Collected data
◇ ◇ ◇ ◇ ◇

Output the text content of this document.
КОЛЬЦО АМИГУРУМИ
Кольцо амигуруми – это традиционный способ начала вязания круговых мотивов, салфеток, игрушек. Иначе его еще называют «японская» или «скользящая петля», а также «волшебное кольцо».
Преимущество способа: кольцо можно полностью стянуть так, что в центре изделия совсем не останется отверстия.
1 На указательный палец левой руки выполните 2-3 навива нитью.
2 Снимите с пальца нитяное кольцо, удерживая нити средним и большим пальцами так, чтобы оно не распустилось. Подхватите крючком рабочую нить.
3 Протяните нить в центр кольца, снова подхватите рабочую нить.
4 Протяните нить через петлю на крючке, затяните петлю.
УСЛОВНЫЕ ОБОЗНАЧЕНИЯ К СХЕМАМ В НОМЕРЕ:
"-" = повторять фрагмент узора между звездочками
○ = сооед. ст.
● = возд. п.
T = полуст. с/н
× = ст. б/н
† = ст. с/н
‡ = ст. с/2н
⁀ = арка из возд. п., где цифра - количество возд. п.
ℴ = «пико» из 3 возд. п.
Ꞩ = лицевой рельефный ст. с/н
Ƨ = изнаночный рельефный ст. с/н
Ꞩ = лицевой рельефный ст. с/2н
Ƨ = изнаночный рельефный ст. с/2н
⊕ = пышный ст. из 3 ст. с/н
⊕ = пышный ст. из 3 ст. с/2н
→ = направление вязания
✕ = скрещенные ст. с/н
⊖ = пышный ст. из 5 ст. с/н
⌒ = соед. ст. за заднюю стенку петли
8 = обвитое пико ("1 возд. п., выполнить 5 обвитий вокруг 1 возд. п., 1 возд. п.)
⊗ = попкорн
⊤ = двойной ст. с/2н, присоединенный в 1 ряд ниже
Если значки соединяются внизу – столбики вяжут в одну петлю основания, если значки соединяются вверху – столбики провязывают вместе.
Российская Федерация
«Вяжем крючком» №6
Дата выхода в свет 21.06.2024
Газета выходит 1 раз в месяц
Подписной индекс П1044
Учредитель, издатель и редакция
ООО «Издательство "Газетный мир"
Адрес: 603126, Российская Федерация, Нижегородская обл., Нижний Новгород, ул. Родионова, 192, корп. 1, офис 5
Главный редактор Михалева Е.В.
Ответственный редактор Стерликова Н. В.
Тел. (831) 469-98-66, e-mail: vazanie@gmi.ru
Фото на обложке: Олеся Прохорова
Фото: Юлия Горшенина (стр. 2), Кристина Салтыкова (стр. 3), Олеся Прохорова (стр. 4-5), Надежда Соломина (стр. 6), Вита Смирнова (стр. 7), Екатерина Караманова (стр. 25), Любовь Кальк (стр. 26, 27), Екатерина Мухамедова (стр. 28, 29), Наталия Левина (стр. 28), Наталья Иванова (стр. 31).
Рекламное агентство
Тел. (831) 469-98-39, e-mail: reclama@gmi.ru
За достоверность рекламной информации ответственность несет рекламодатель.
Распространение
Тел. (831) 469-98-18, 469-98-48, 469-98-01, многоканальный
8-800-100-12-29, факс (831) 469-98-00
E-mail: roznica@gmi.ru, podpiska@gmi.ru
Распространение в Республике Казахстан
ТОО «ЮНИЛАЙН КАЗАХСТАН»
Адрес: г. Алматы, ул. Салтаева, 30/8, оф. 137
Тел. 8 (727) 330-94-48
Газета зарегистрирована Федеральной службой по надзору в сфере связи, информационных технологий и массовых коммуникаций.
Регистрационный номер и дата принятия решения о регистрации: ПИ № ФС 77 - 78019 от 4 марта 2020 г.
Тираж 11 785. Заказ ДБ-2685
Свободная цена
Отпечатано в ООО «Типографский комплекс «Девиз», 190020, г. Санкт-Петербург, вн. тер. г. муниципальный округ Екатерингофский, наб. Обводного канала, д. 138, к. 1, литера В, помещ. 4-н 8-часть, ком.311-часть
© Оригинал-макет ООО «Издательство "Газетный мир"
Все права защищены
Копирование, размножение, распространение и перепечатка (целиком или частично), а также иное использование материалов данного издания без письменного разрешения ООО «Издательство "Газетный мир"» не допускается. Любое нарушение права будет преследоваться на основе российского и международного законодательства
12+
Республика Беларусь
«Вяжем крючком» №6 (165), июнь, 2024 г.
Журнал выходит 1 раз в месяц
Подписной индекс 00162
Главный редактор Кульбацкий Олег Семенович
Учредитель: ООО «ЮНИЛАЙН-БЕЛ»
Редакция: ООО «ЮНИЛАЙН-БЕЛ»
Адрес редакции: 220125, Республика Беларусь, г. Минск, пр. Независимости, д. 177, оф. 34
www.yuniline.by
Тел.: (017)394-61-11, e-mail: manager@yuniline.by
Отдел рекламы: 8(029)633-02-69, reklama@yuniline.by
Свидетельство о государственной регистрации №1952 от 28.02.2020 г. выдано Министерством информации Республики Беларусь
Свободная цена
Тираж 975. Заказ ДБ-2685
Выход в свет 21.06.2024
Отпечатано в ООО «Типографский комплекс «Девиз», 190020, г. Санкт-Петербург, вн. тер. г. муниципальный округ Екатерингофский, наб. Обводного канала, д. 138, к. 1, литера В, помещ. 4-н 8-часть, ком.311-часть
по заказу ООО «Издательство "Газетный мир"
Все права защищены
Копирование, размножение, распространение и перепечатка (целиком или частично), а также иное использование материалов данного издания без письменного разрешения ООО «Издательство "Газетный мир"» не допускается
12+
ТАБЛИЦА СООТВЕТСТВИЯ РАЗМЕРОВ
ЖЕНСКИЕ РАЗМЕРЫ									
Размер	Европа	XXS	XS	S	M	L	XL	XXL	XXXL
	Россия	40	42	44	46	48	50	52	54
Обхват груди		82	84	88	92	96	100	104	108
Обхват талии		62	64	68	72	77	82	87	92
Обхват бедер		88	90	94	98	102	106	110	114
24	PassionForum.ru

◇ ◇ ◇ ◇ ◇

- **Set task**:
Copy out every line in the entries above that holds "издания".

- **Task output**:
Копирование, размножение, распространение и перепечатка (целиком или частично), а также иное использование материалов данного издания без письменного разрешения ООО «Издательство "Газетный мир"» не допускается. Любое нарушение права будет преследоваться на основе российского и международного законодательства
Копирование, размножение, распространение и перепечатка (целиком или частично), а также иное использование материалов данного издания без письменного разрешения ООО «Издательство "Газетный мир"» не допускается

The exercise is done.